== Dataset ==

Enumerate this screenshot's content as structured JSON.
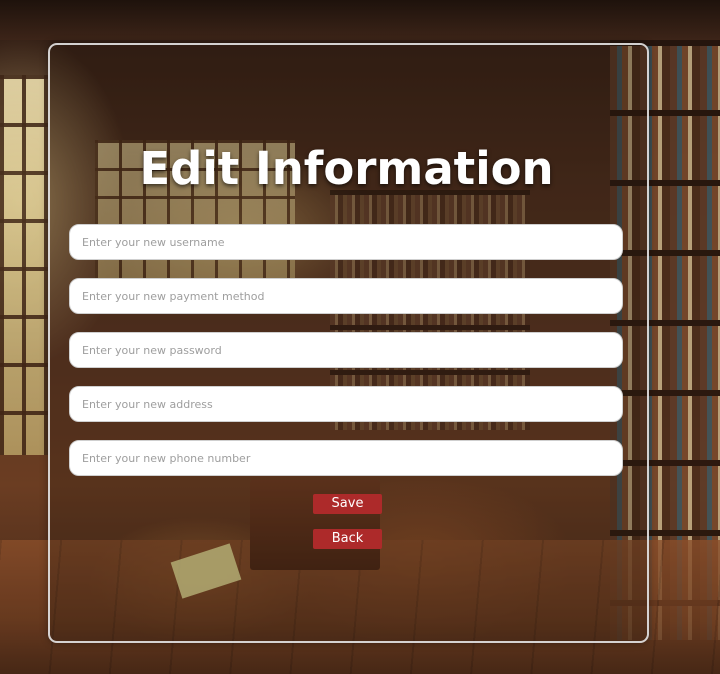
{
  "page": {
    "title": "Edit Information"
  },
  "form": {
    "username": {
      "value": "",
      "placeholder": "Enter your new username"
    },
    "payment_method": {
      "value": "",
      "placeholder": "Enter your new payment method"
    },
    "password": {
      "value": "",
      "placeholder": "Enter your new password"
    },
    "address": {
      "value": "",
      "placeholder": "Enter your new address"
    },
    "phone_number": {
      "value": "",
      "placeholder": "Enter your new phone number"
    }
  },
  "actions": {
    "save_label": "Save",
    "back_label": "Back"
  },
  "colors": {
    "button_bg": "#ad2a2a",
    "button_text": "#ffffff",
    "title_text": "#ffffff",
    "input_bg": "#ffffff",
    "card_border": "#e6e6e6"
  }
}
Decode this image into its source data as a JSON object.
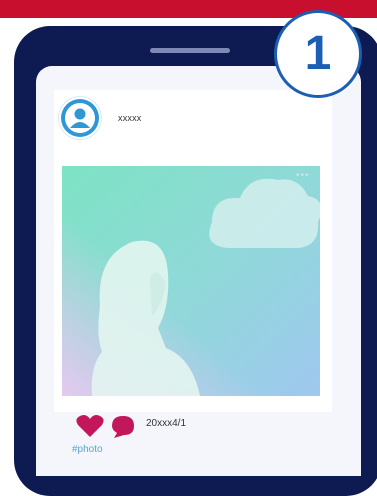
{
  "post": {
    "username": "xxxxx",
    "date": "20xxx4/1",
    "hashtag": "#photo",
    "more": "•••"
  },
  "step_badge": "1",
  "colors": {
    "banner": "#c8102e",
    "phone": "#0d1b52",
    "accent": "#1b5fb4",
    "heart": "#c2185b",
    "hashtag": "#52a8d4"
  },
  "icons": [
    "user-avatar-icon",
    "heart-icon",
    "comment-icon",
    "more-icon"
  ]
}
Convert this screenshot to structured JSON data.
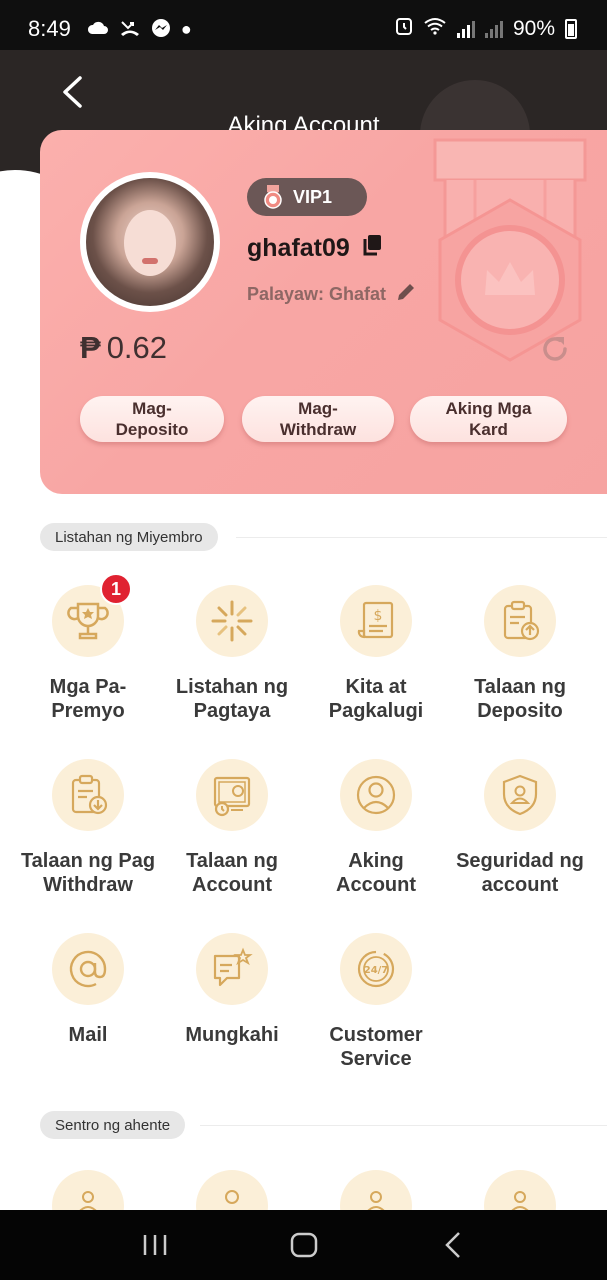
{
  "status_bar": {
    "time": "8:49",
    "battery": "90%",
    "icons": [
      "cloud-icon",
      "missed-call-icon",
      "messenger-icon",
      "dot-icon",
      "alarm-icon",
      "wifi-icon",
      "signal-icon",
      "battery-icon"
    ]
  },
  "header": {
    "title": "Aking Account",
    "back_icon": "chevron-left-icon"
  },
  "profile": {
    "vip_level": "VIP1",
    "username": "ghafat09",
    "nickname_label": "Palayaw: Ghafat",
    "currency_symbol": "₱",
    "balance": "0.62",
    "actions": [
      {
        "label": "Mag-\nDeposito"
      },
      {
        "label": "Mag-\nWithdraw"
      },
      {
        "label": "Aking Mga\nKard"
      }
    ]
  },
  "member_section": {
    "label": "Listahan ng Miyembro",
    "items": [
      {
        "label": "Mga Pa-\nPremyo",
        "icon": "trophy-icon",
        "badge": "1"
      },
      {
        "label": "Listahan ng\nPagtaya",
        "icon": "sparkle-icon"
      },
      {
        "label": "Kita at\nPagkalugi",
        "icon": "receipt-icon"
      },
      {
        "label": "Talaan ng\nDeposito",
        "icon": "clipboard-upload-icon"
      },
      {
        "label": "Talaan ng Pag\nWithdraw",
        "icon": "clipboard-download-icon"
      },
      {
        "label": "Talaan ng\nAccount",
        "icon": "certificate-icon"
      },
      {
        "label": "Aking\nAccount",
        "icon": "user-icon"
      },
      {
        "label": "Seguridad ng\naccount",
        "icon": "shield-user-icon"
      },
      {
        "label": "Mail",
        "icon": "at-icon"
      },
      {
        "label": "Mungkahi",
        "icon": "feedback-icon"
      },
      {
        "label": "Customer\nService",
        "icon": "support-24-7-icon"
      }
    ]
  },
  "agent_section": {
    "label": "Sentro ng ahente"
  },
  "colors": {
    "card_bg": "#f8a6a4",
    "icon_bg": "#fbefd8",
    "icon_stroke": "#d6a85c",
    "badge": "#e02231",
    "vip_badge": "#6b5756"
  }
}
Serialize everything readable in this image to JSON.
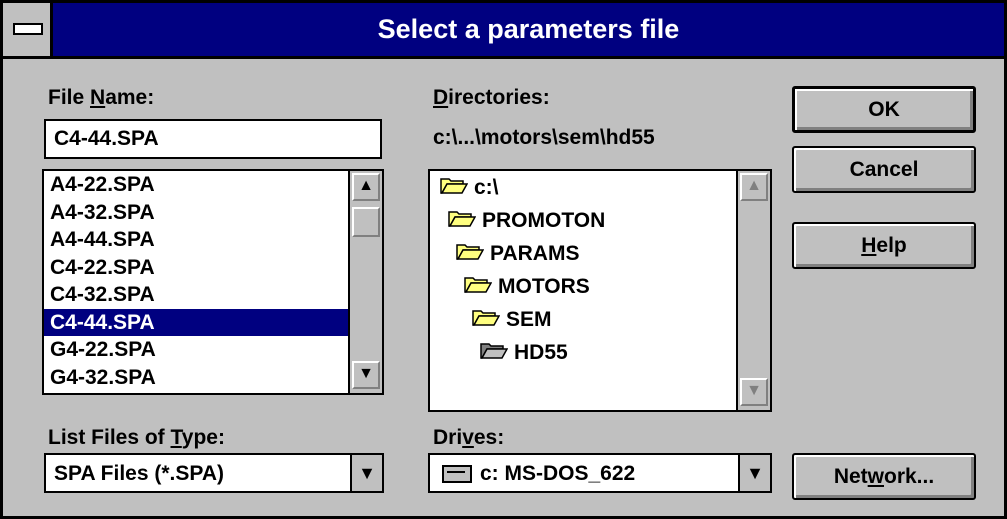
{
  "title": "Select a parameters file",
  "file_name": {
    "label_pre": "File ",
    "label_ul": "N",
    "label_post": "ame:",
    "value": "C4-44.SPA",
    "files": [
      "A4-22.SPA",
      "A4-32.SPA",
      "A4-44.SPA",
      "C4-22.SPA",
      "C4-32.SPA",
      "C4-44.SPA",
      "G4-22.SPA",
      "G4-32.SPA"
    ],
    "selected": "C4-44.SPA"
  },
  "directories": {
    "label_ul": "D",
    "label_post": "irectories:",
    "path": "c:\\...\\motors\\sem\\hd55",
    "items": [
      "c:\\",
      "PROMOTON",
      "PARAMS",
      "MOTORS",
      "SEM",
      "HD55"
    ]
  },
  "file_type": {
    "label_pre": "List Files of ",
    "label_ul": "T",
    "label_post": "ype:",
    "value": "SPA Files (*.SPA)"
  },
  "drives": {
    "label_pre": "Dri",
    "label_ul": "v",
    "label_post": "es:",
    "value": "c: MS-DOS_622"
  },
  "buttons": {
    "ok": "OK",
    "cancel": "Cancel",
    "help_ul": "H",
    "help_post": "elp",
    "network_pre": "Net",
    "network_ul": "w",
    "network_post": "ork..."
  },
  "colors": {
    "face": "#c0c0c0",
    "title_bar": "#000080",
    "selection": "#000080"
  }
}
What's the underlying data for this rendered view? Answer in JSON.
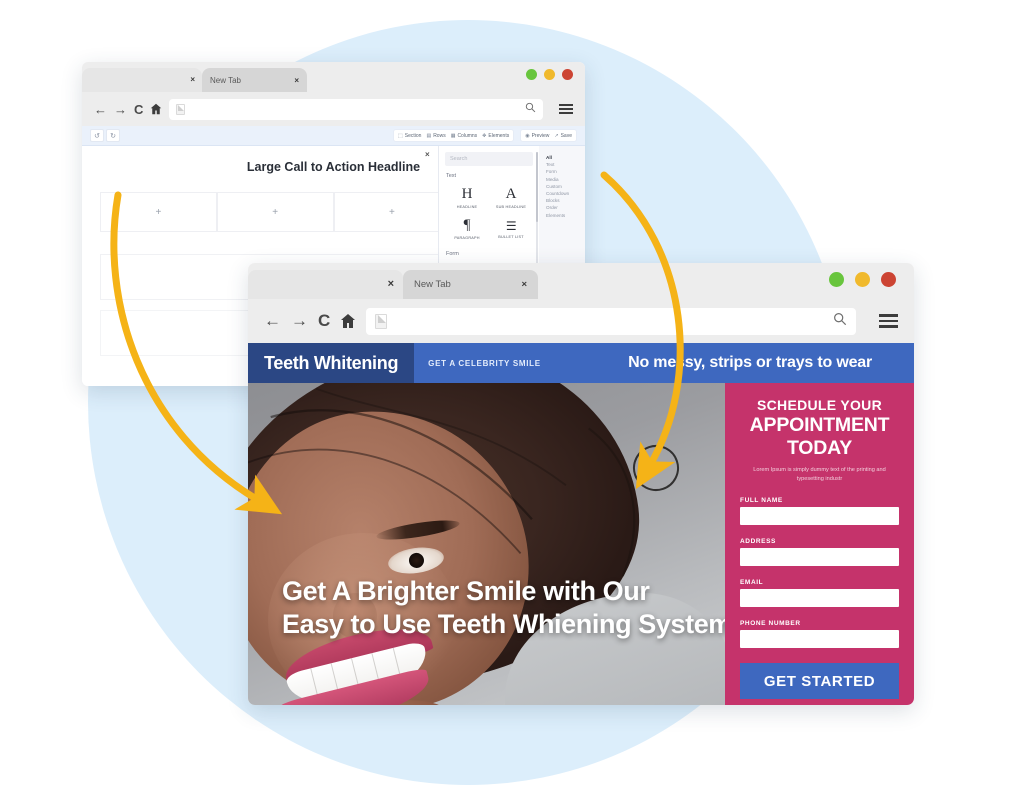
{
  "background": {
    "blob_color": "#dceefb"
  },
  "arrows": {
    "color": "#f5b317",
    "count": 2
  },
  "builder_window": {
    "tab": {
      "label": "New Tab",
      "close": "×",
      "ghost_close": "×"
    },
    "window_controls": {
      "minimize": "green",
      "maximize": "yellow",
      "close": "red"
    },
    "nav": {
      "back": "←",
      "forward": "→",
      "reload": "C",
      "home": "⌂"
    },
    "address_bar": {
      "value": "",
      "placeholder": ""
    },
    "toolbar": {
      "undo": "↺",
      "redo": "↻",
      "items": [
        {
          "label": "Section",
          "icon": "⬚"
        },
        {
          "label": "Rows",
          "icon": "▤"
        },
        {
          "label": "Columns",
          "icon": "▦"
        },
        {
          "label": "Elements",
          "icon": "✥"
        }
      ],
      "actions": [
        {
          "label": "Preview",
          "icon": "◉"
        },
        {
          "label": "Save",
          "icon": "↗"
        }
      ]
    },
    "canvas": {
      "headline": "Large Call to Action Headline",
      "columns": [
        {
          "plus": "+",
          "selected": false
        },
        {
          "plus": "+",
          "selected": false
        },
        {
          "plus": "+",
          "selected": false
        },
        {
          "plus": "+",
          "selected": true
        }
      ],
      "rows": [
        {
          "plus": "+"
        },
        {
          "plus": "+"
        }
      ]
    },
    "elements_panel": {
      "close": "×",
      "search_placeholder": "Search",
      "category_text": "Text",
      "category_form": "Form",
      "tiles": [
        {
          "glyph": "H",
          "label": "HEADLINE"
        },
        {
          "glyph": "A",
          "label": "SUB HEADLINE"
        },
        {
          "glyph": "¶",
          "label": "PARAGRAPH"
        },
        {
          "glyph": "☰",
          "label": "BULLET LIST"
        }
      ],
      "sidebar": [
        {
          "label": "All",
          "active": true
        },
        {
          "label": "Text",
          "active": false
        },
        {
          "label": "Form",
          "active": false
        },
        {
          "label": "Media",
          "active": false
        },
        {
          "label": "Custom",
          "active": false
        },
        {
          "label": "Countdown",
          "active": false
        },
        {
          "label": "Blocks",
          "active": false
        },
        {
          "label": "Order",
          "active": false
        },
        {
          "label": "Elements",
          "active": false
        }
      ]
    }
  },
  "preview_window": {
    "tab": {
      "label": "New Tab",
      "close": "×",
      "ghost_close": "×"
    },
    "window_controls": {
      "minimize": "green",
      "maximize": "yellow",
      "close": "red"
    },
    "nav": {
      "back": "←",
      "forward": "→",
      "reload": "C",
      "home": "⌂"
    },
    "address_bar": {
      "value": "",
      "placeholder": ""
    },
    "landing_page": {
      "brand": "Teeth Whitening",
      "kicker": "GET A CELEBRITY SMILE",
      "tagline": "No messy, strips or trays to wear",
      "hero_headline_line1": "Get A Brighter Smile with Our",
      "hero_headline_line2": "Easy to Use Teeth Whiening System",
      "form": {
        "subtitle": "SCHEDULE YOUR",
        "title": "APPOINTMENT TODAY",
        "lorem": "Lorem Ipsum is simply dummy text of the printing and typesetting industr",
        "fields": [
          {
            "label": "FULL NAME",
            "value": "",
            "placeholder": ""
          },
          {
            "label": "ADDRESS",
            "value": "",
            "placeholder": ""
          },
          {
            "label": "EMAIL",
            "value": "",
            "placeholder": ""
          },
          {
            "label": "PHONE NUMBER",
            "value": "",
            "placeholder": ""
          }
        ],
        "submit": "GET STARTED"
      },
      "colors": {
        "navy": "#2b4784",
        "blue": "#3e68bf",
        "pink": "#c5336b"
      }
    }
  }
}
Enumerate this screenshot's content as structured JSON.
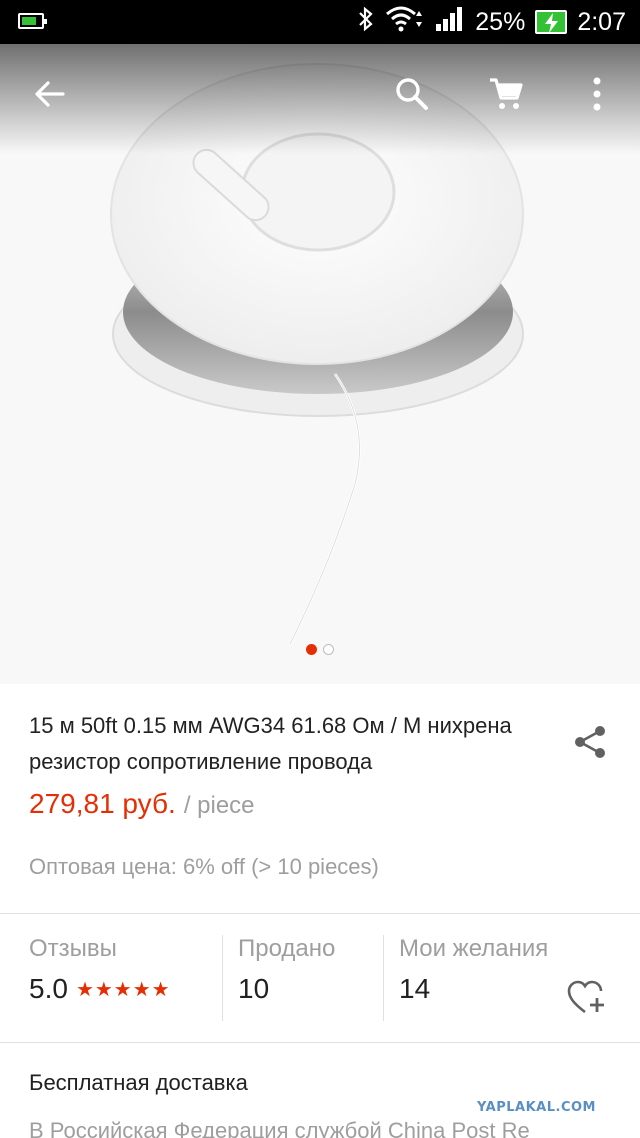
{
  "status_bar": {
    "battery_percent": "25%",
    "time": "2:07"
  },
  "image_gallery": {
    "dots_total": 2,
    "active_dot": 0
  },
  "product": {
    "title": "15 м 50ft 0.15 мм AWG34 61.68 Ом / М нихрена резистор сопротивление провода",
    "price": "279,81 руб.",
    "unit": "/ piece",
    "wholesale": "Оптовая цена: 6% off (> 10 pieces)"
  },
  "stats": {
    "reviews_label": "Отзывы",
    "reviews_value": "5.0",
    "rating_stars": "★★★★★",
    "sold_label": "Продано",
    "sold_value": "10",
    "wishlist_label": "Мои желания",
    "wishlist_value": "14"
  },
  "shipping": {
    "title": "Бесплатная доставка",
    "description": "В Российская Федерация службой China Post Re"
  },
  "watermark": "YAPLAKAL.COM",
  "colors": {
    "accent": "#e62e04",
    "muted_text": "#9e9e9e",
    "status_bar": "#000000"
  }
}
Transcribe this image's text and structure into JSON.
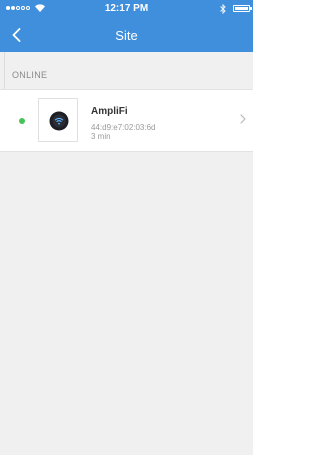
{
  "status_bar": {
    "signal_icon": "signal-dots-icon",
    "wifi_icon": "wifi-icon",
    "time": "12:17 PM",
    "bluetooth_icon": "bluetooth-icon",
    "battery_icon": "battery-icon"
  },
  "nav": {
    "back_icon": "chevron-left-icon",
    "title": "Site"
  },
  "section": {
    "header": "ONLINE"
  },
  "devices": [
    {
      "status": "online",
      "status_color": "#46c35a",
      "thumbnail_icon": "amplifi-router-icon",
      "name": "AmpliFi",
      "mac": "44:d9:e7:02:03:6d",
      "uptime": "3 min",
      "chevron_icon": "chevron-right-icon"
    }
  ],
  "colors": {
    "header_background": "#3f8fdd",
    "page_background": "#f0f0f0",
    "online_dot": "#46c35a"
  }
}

===

[Stated exercise]:
Make an exact copy of the lines above, starting at the line that contains "Transcribe this image's" and running through the final line of the entries. Omit the pictures.

[Exercise result]:
Transcribe this image's text and structure into JSON.
{
  "status_bar": {
    "signal_icon": "signal-dots-icon",
    "wifi_icon": "wifi-icon",
    "time": "12:17 PM",
    "bluetooth_icon": "bluetooth-icon",
    "battery_icon": "battery-icon"
  },
  "nav": {
    "back_icon": "chevron-left-icon",
    "title": "Site"
  },
  "section": {
    "header": "ONLINE"
  },
  "devices": [
    {
      "status": "online",
      "status_color": "#46c35a",
      "thumbnail_icon": "amplifi-router-icon",
      "name": "AmpliFi",
      "mac": "44:d9:e7:02:03:6d",
      "uptime": "3 min",
      "chevron_icon": "chevron-right-icon"
    }
  ],
  "colors": {
    "header_background": "#3f8fdd",
    "page_background": "#f0f0f0",
    "online_dot": "#46c35a"
  }
}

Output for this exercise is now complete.